> **Consigne 1**
Relevez toutes les références signalées entre parenthèses par « Référence : » dans le texte sur le spectacle de François Normag.

> **Page**

%%

Comme à son habitude, François Normag (habillé d’un costume en velours violet, gilet orange, haut-de-forme noir et rouge, canne éclaire), joue le maître de cérémonie avec gourmandise et en profite pour réaliser des petits numéros entre chaque artiste. D’abord un hommage au music-hall avec la transformation d’un foulard en canne, l’apparition d’un éventail et d’une colombe, puis d’une deuxième sous couvert d’autres foulards. Deux grands anneaux chinois s’enclavent et se désenclavent avec sur chacun une colombe qui reste en équilibre. Pour terminer, les deux colombes sont placées dans une cage à disparition et se transforment en lapin.
Deuxième passage avec le « dressage d’un fantôme » grâce à une clochette. François Normag confie la clochette à un spectateur qui n’arrive pas à la faire sonner (gag répétitif). Le magicien, transformé en médium, se propose d’attraper un fantôme en le fabriquant avec un mouchoir surmonté d’un nœud (Référence : Spirit handkerchief). Le médium prend un de ses cheveux (gag du chauve) et commence à animer la « tête de nœud » du mouchoir. Le foulard s’anime ensuite derrière une mallette disposée sur un guéridon, derrière un foulard (Référence : lévitation Kellar), puis dans la main et sur l’épaule du médium.
Troisième passage avec un hommage aux indiens. François Normag est affublé d’un chapeau melon avec des plumes dessus. Après un chant rituel repris avec le public, le magicien montre une boîte avec écrit dessus « Danger ». Cette dernière est montrée vide puis fait apparaître Patrak, un animal totem sous les traits d’un raton laveur (Référence : The Raccoon). Vient ensuite un numéro d’hypnose avec l’animal qui est mis en catalepsie pour être placé dans une petite boîte verticale (la tête et la queue dépassent) et être coupé en trois puis reconstitué (Référence : Zig Zag Raccoon / Zig Zag Girl).
Quatrième passage avec une chasse aux pièces classique accompagnée d’un enfant.

%%

> **Données de travail**

%%

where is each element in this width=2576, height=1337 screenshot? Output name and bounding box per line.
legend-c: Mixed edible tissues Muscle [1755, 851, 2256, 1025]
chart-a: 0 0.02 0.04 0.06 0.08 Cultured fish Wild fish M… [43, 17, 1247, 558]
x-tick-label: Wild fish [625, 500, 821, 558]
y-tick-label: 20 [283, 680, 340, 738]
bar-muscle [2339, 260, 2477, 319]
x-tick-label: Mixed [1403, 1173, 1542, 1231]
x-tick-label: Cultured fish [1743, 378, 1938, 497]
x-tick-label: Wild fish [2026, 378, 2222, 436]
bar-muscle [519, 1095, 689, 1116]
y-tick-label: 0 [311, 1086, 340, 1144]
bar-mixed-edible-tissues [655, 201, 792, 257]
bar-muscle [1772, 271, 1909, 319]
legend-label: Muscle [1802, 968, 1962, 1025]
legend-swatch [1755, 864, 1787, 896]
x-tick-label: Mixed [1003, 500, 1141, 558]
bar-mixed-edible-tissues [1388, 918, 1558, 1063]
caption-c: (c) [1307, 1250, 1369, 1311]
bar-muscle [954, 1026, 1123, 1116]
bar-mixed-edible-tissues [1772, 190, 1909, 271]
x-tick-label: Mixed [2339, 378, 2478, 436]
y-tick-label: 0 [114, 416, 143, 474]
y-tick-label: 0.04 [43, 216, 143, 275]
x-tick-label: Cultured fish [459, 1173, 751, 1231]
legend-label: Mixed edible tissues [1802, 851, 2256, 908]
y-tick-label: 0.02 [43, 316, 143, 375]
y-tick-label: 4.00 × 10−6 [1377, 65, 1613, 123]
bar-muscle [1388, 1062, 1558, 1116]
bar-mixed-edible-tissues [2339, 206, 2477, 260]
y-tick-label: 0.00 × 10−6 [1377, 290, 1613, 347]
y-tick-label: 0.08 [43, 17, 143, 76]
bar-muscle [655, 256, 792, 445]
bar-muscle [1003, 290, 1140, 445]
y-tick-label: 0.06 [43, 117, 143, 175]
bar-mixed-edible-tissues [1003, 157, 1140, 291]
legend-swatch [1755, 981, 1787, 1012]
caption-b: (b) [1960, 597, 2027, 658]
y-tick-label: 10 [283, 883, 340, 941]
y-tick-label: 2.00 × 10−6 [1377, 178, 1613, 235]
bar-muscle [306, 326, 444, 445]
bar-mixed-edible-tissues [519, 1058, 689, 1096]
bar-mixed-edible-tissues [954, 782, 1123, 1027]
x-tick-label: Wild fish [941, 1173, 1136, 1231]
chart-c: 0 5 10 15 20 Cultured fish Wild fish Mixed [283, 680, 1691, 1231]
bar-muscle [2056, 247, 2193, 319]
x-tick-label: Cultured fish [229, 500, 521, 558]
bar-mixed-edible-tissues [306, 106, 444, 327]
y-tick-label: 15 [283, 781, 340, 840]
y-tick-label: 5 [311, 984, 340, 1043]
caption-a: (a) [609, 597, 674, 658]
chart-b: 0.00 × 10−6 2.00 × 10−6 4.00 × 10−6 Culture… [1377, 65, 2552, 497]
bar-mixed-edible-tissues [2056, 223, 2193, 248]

%%

> **Consigne 2**
Recopiez à l'identique les lignes des données, depuis la première jusqu'à celle qui contient « bar-muscle [1388, 1062, 1558, 1116] », ces deux lignes comprises.

> **Réponse 1**
Spirit handkerchief
lévitation Kellar
The Raccoon
Zig Zag Raccoon / Zig Zag Girl

> **Réponse 2**
where is each element in this width=2576, height=1337 screenshot? Output name and bounding box per line.
legend-c: Mixed edible tissues Muscle [1755, 851, 2256, 1025]
chart-a: 0 0.02 0.04 0.06 0.08 Cultured fish Wild fish M… [43, 17, 1247, 558]
x-tick-label: Wild fish [625, 500, 821, 558]
y-tick-label: 20 [283, 680, 340, 738]
bar-muscle [2339, 260, 2477, 319]
x-tick-label: Mixed [1403, 1173, 1542, 1231]
x-tick-label: Cultured fish [1743, 378, 1938, 497]
x-tick-label: Wild fish [2026, 378, 2222, 436]
bar-muscle [519, 1095, 689, 1116]
y-tick-label: 0 [311, 1086, 340, 1144]
bar-mixed-edible-tissues [655, 201, 792, 257]
bar-muscle [1772, 271, 1909, 319]
legend-label: Muscle [1802, 968, 1962, 1025]
legend-swatch [1755, 864, 1787, 896]
x-tick-label: Mixed [1003, 500, 1141, 558]
bar-mixed-edible-tissues [1388, 918, 1558, 1063]
caption-c: (c) [1307, 1250, 1369, 1311]
bar-muscle [954, 1026, 1123, 1116]
bar-mixed-edible-tissues [1772, 190, 1909, 271]
x-tick-label: Mixed [2339, 378, 2478, 436]
y-tick-label: 0 [114, 416, 143, 474]
y-tick-label: 0.04 [43, 216, 143, 275]
x-tick-label: Cultured fish [459, 1173, 751, 1231]
legend-label: Mixed edible tissues [1802, 851, 2256, 908]
y-tick-label: 0.02 [43, 316, 143, 375]
y-tick-label: 4.00 × 10−6 [1377, 65, 1613, 123]
bar-muscle [1388, 1062, 1558, 1116]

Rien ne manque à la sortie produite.